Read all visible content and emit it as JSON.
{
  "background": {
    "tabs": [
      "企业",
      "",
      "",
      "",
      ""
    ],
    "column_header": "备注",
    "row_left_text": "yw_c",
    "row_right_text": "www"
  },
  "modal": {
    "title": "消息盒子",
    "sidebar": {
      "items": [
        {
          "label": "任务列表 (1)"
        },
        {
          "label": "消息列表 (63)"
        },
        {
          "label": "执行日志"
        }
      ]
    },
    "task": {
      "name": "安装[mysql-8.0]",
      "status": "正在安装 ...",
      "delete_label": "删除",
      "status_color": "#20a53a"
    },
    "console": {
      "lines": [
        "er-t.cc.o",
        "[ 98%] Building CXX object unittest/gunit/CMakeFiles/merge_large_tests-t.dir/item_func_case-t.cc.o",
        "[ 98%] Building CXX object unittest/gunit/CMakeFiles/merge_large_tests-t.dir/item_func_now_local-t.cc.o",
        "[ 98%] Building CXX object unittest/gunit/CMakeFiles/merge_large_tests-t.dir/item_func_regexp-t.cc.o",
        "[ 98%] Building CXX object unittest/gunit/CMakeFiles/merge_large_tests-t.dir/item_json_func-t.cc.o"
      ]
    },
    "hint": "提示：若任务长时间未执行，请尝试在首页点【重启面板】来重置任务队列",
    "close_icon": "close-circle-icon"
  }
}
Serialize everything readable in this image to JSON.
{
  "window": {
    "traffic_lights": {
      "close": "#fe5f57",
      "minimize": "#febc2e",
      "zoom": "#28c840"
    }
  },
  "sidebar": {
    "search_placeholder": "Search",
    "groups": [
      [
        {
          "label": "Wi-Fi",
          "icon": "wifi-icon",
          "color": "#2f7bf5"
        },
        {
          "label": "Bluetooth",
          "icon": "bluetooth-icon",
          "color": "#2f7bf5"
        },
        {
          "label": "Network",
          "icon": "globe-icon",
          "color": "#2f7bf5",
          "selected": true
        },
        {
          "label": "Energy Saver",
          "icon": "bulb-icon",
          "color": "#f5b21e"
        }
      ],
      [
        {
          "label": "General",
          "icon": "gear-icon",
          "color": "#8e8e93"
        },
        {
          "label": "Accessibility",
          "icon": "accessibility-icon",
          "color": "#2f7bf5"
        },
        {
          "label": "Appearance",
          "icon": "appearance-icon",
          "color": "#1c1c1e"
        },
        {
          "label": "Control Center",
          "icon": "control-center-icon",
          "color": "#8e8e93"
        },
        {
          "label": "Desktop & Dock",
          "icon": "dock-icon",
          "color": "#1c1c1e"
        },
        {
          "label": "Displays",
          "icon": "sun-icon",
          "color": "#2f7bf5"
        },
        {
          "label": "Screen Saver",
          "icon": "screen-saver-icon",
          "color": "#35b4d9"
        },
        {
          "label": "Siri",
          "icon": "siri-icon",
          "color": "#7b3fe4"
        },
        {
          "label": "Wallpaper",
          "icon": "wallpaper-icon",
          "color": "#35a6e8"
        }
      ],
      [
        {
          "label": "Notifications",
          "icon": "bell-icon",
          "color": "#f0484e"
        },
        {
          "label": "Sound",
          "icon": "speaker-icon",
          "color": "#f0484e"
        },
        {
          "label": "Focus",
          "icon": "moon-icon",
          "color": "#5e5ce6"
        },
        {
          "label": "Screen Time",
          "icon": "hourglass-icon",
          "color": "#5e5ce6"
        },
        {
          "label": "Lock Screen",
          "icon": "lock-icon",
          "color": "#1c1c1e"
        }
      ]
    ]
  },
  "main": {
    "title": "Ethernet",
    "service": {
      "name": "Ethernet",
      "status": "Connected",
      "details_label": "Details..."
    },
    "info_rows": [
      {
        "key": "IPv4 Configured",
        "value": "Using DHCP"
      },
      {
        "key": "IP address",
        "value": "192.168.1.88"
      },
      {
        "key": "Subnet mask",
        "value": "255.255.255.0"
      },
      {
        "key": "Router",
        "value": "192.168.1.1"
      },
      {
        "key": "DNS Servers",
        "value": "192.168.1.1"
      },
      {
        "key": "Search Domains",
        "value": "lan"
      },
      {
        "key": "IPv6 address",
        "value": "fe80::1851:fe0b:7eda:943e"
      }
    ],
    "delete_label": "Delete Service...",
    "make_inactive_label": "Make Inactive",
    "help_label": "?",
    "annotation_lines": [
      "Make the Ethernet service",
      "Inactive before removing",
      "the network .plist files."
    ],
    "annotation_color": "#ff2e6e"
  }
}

◆ ◆ ◆ ◆

_Description of the task_:
Work out the number of lines in this listing that include the word "Search". Reply with that number only.

_Reply to the exercise_:
2